[What is required]
Output the full listing below exactly, without the pictures.

•••••

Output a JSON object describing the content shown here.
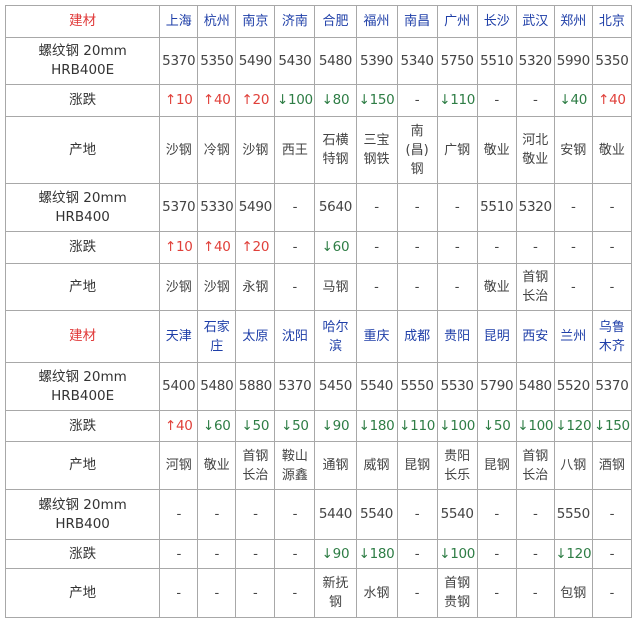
{
  "sections": [
    {
      "header_label": "建材",
      "cities": [
        "上海",
        "杭州",
        "南京",
        "济南",
        "合肥",
        "福州",
        "南昌",
        "广州",
        "长沙",
        "武汉",
        "郑州",
        "北京"
      ],
      "rows": [
        {
          "label": "螺纹钢 20mm\nHRB400E",
          "kind": "price",
          "values": [
            "5370",
            "5350",
            "5490",
            "5430",
            "5480",
            "5390",
            "5340",
            "5750",
            "5510",
            "5320",
            "5990",
            "5350"
          ]
        },
        {
          "label": "涨跌",
          "kind": "change",
          "values": [
            "↑10",
            "↑40",
            "↑20",
            "↓100",
            "↓80",
            "↓150",
            "-",
            "↓110",
            "-",
            "-",
            "↓40",
            "↑40"
          ]
        },
        {
          "label": "产地",
          "kind": "origin",
          "values": [
            "沙钢",
            "冷钢",
            "沙钢",
            "西王",
            "石横\n特钢",
            "三宝\n钢铁",
            "南\n(昌)\n钢",
            "广钢",
            "敬业",
            "河北\n敬业",
            "安钢",
            "敬业"
          ]
        },
        {
          "label": "螺纹钢 20mm\nHRB400",
          "kind": "price",
          "values": [
            "5370",
            "5330",
            "5490",
            "-",
            "5640",
            "-",
            "-",
            "-",
            "5510",
            "5320",
            "-",
            "-"
          ]
        },
        {
          "label": "涨跌",
          "kind": "change",
          "values": [
            "↑10",
            "↑40",
            "↑20",
            "-",
            "↓60",
            "-",
            "-",
            "-",
            "-",
            "-",
            "-",
            "-"
          ]
        },
        {
          "label": "产地",
          "kind": "origin",
          "values": [
            "沙钢",
            "沙钢",
            "永钢",
            "-",
            "马钢",
            "-",
            "-",
            "-",
            "敬业",
            "首钢\n长治",
            "-",
            "-"
          ]
        }
      ]
    },
    {
      "header_label": "建材",
      "cities": [
        "天津",
        "石家\n庄",
        "太原",
        "沈阳",
        "哈尔\n滨",
        "重庆",
        "成都",
        "贵阳",
        "昆明",
        "西安",
        "兰州",
        "乌鲁\n木齐"
      ],
      "rows": [
        {
          "label": "螺纹钢 20mm\nHRB400E",
          "kind": "price",
          "values": [
            "5400",
            "5480",
            "5880",
            "5370",
            "5450",
            "5540",
            "5550",
            "5530",
            "5790",
            "5480",
            "5520",
            "5370"
          ]
        },
        {
          "label": "涨跌",
          "kind": "change",
          "values": [
            "↑40",
            "↓60",
            "↓50",
            "↓50",
            "↓90",
            "↓180",
            "↓110",
            "↓100",
            "↓50",
            "↓100",
            "↓120",
            "↓150"
          ]
        },
        {
          "label": "产地",
          "kind": "origin",
          "values": [
            "河钢",
            "敬业",
            "首钢\n长治",
            "鞍山\n源鑫",
            "通钢",
            "威钢",
            "昆钢",
            "贵阳\n长乐",
            "昆钢",
            "首钢\n长治",
            "八钢",
            "酒钢"
          ]
        },
        {
          "label": "螺纹钢 20mm\nHRB400",
          "kind": "price",
          "values": [
            "-",
            "-",
            "-",
            "-",
            "5440",
            "5540",
            "-",
            "5540",
            "-",
            "-",
            "5550",
            "-"
          ]
        },
        {
          "label": "涨跌",
          "kind": "change",
          "values": [
            "-",
            "-",
            "-",
            "-",
            "↓90",
            "↓180",
            "-",
            "↓100",
            "-",
            "-",
            "↓120",
            "-"
          ]
        },
        {
          "label": "产地",
          "kind": "origin",
          "values": [
            "-",
            "-",
            "-",
            "-",
            "新抚\n钢",
            "水钢",
            "-",
            "首钢\n贵钢",
            "-",
            "-",
            "包钢",
            "-"
          ]
        }
      ]
    }
  ],
  "colors": {
    "header_label": "#e03a3a",
    "city": "#1f3fa8",
    "up": "#e0403a",
    "down": "#2e7d45"
  }
}
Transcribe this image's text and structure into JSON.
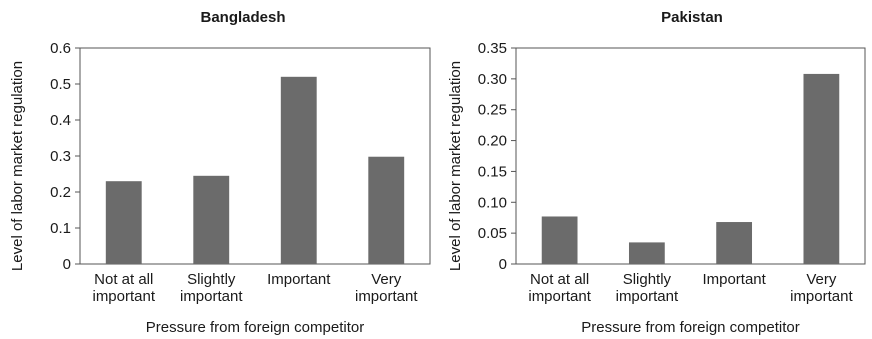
{
  "chart_data": [
    {
      "type": "bar",
      "title": "Bangladesh",
      "xlabel": "Pressure from foreign competitor",
      "ylabel": "Level of labor market regulation",
      "categories": [
        [
          "Not at all",
          "important"
        ],
        [
          "Slightly",
          "important"
        ],
        [
          "Important"
        ],
        [
          "Very",
          "important"
        ]
      ],
      "values": [
        0.23,
        0.245,
        0.52,
        0.298
      ],
      "ylim": [
        0,
        0.6
      ],
      "yticks": [
        "0",
        "0.1",
        "0.2",
        "0.3",
        "0.4",
        "0.5",
        "0.6"
      ],
      "grid": false,
      "bar_color": "#6b6b6b"
    },
    {
      "type": "bar",
      "title": "Pakistan",
      "xlabel": "Pressure from foreign competitor",
      "ylabel": "Level of labor market regulation",
      "categories": [
        [
          "Not at all",
          "important"
        ],
        [
          "Slightly",
          "important"
        ],
        [
          "Important"
        ],
        [
          "Very",
          "important"
        ]
      ],
      "values": [
        0.077,
        0.035,
        0.068,
        0.308
      ],
      "ylim": [
        0,
        0.35
      ],
      "yticks": [
        "0",
        "0.05",
        "0.10",
        "0.15",
        "0.20",
        "0.25",
        "0.30",
        "0.35"
      ],
      "grid": false,
      "bar_color": "#6b6b6b"
    }
  ]
}
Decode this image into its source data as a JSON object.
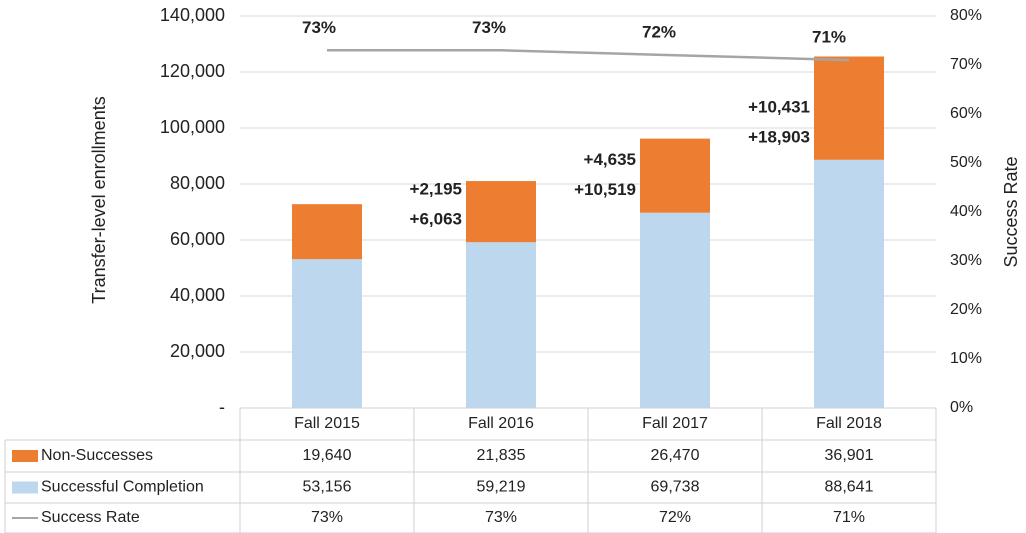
{
  "chart_data": {
    "type": "bar",
    "categories": [
      "Fall 2015",
      "Fall 2016",
      "Fall 2017",
      "Fall 2018"
    ],
    "series": [
      {
        "name": "Non-Successes",
        "color": "#ed7d31",
        "values": [
          19640,
          21835,
          26470,
          36901
        ],
        "value_labels": [
          "19,640",
          "21,835",
          "26,470",
          "36,901"
        ],
        "annotations": [
          null,
          "+2,195",
          "+4,635",
          "+10,431"
        ]
      },
      {
        "name": "Successful Completion",
        "color": "#bdd7ee",
        "values": [
          53156,
          59219,
          69738,
          88641
        ],
        "value_labels": [
          "53,156",
          "59,219",
          "69,738",
          "88,641"
        ],
        "annotations": [
          null,
          "+6,063",
          "+10,519",
          "+18,903"
        ]
      },
      {
        "name": "Success Rate",
        "type": "line",
        "axis": "y2",
        "color": "#a5a5a5",
        "values": [
          73,
          73,
          72,
          71
        ],
        "value_labels": [
          "73%",
          "73%",
          "72%",
          "71%"
        ]
      }
    ],
    "ylabel": "Transfer-level enrollments",
    "y2label": "Success Rate",
    "ylim": [
      0,
      140000
    ],
    "yticks": [
      {
        "value": 0,
        "label": "-"
      },
      {
        "value": 20000,
        "label": "20,000"
      },
      {
        "value": 40000,
        "label": "40,000"
      },
      {
        "value": 60000,
        "label": "60,000"
      },
      {
        "value": 80000,
        "label": "80,000"
      },
      {
        "value": 100000,
        "label": "100,000"
      },
      {
        "value": 120000,
        "label": "120,000"
      },
      {
        "value": 140000,
        "label": "140,000"
      }
    ],
    "y2lim": [
      0,
      80
    ],
    "y2ticks": [
      {
        "value": 0,
        "label": "0%"
      },
      {
        "value": 10,
        "label": "10%"
      },
      {
        "value": 20,
        "label": "20%"
      },
      {
        "value": 30,
        "label": "30%"
      },
      {
        "value": 40,
        "label": "40%"
      },
      {
        "value": 50,
        "label": "50%"
      },
      {
        "value": 60,
        "label": "60%"
      },
      {
        "value": 70,
        "label": "70%"
      },
      {
        "value": 80,
        "label": "80%"
      }
    ],
    "grid": true,
    "data_table": true
  }
}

•••••

[Finished task]
Output a JSON object describing the content shown here.
{
  "sections": [
    {
      "header_label": "建材",
      "cities": [
        "上海",
        "杭州",
        "南京",
        "济南",
        "合肥",
        "福州",
        "南昌",
        "广州",
        "长沙",
        "武汉",
        "郑州",
        "北京"
      ],
      "rows": [
        {
          "label": "螺纹钢 20mm\nHRB400E",
          "kind": "price",
          "values": [
            "5370",
            "5350",
            "5490",
            "5430",
            "5480",
            "5390",
            "5340",
            "5750",
            "5510",
            "5320",
            "5990",
            "5350"
          ]
        },
        {
          "label": "涨跌",
          "kind": "change",
          "values": [
            "↑10",
            "↑40",
            "↑20",
            "↓100",
            "↓80",
            "↓150",
            "-",
            "↓110",
            "-",
            "-",
            "↓40",
            "↑40"
          ]
        },
        {
          "label": "产地",
          "kind": "origin",
          "values": [
            "沙钢",
            "冷钢",
            "沙钢",
            "西王",
            "石横\n特钢",
            "三宝\n钢铁",
            "南\n(昌)\n钢",
            "广钢",
            "敬业",
            "河北\n敬业",
            "安钢",
            "敬业"
          ]
        },
        {
          "label": "螺纹钢 20mm\nHRB400",
          "kind": "price",
          "values": [
            "5370",
            "5330",
            "5490",
            "-",
            "5640",
            "-",
            "-",
            "-",
            "5510",
            "5320",
            "-",
            "-"
          ]
        },
        {
          "label": "涨跌",
          "kind": "change",
          "values": [
            "↑10",
            "↑40",
            "↑20",
            "-",
            "↓60",
            "-",
            "-",
            "-",
            "-",
            "-",
            "-",
            "-"
          ]
        },
        {
          "label": "产地",
          "kind": "origin",
          "values": [
            "沙钢",
            "沙钢",
            "永钢",
            "-",
            "马钢",
            "-",
            "-",
            "-",
            "敬业",
            "首钢\n长治",
            "-",
            "-"
          ]
        }
      ]
    },
    {
      "header_label": "建材",
      "cities": [
        "天津",
        "石家\n庄",
        "太原",
        "沈阳",
        "哈尔\n滨",
        "重庆",
        "成都",
        "贵阳",
        "昆明",
        "西安",
        "兰州",
        "乌鲁\n木齐"
      ],
      "rows": [
        {
          "label": "螺纹钢 20mm\nHRB400E",
          "kind": "price",
          "values": [
            "5400",
            "5480",
            "5880",
            "5370",
            "5450",
            "5540",
            "5550",
            "5530",
            "5790",
            "5480",
            "5520",
            "5370"
          ]
        },
        {
          "label": "涨跌",
          "kind": "change",
          "values": [
            "↑40",
            "↓60",
            "↓50",
            "↓50",
            "↓90",
            "↓180",
            "↓110",
            "↓100",
            "↓50",
            "↓100",
            "↓120",
            "↓150"
          ]
        },
        {
          "label": "产地",
          "kind": "origin",
          "values": [
            "河钢",
            "敬业",
            "首钢\n长治",
            "鞍山\n源鑫",
            "通钢",
            "威钢",
            "昆钢",
            "贵阳\n长乐",
            "昆钢",
            "首钢\n长治",
            "八钢",
            "酒钢"
          ]
        },
        {
          "label": "螺纹钢 20mm\nHRB400",
          "kind": "price",
          "values": [
            "-",
            "-",
            "-",
            "-",
            "5440",
            "5540",
            "-",
            "5540",
            "-",
            "-",
            "5550",
            "-"
          ]
        },
        {
          "label": "涨跌",
          "kind": "change",
          "values": [
            "-",
            "-",
            "-",
            "-",
            "↓90",
            "↓180",
            "-",
            "↓100",
            "-",
            "-",
            "↓120",
            "-"
          ]
        },
        {
          "label": "产地",
          "kind": "origin",
          "values": [
            "-",
            "-",
            "-",
            "-",
            "新抚\n钢",
            "水钢",
            "-",
            "首钢\n贵钢",
            "-",
            "-",
            "包钢",
            "-"
          ]
        }
      ]
    }
  ],
  "colors": {
    "header_label": "#e03a3a",
    "city": "#1f3fa8",
    "up": "#e0403a",
    "down": "#2e7d45"
  }
}
Transcribe this image's text and structure into JSON.
{
  "chart_data": [
    {
      "type": "bar",
      "title": "Bangladesh",
      "xlabel": "Pressure from foreign competitor",
      "ylabel": "Level of labor market regulation",
      "categories": [
        [
          "Not at all",
          "important"
        ],
        [
          "Slightly",
          "important"
        ],
        [
          "Important"
        ],
        [
          "Very",
          "important"
        ]
      ],
      "values": [
        0.23,
        0.245,
        0.52,
        0.298
      ],
      "ylim": [
        0,
        0.6
      ],
      "yticks": [
        "0",
        "0.1",
        "0.2",
        "0.3",
        "0.4",
        "0.5",
        "0.6"
      ],
      "grid": false,
      "bar_color": "#6b6b6b"
    },
    {
      "type": "bar",
      "title": "Pakistan",
      "xlabel": "Pressure from foreign competitor",
      "ylabel": "Level of labor market regulation",
      "categories": [
        [
          "Not at all",
          "important"
        ],
        [
          "Slightly",
          "important"
        ],
        [
          "Important"
        ],
        [
          "Very",
          "important"
        ]
      ],
      "values": [
        0.077,
        0.035,
        0.068,
        0.308
      ],
      "ylim": [
        0,
        0.35
      ],
      "yticks": [
        "0",
        "0.05",
        "0.10",
        "0.15",
        "0.20",
        "0.25",
        "0.30",
        "0.35"
      ],
      "grid": false,
      "bar_color": "#6b6b6b"
    }
  ]
}
Decode this image into its source data as a JSON object.
{
  "chart_data": {
    "type": "bar",
    "categories": [
      "Fall 2015",
      "Fall 2016",
      "Fall 2017",
      "Fall 2018"
    ],
    "series": [
      {
        "name": "Non-Successes",
        "color": "#ed7d31",
        "values": [
          19640,
          21835,
          26470,
          36901
        ],
        "value_labels": [
          "19,640",
          "21,835",
          "26,470",
          "36,901"
        ],
        "annotations": [
          null,
          "+2,195",
          "+4,635",
          "+10,431"
        ]
      },
      {
        "name": "Successful Completion",
        "color": "#bdd7ee",
        "values": [
          53156,
          59219,
          69738,
          88641
        ],
        "value_labels": [
          "53,156",
          "59,219",
          "69,738",
          "88,641"
        ],
        "annotations": [
          null,
          "+6,063",
          "+10,519",
          "+18,903"
        ]
      },
      {
        "name": "Success Rate",
        "type": "line",
        "axis": "y2",
        "color": "#a5a5a5",
        "values": [
          73,
          73,
          72,
          71
        ],
        "value_labels": [
          "73%",
          "73%",
          "72%",
          "71%"
        ]
      }
    ],
    "ylabel": "Transfer-level enrollments",
    "y2label": "Success Rate",
    "ylim": [
      0,
      140000
    ],
    "yticks": [
      {
        "value": 0,
        "label": "-"
      },
      {
        "value": 20000,
        "label": "20,000"
      },
      {
        "value": 40000,
        "label": "40,000"
      },
      {
        "value": 60000,
        "label": "60,000"
      },
      {
        "value": 80000,
        "label": "80,000"
      },
      {
        "value": 100000,
        "label": "100,000"
      },
      {
        "value": 120000,
        "label": "120,000"
      },
      {
        "value": 140000,
        "label": "140,000"
      }
    ],
    "y2lim": [
      0,
      80
    ],
    "y2ticks": [
      {
        "value": 0,
        "label": "0%"
      },
      {
        "value": 10,
        "label": "10%"
      },
      {
        "value": 20,
        "label": "20%"
      },
      {
        "value": 30,
        "label": "30%"
      },
      {
        "value": 40,
        "label": "40%"
      },
      {
        "value": 50,
        "label": "50%"
      },
      {
        "value": 60,
        "label": "60%"
      },
      {
        "value": 70,
        "label": "70%"
      },
      {
        "value": 80,
        "label": "80%"
      }
    ],
    "grid": true,
    "data_table": true
  }
}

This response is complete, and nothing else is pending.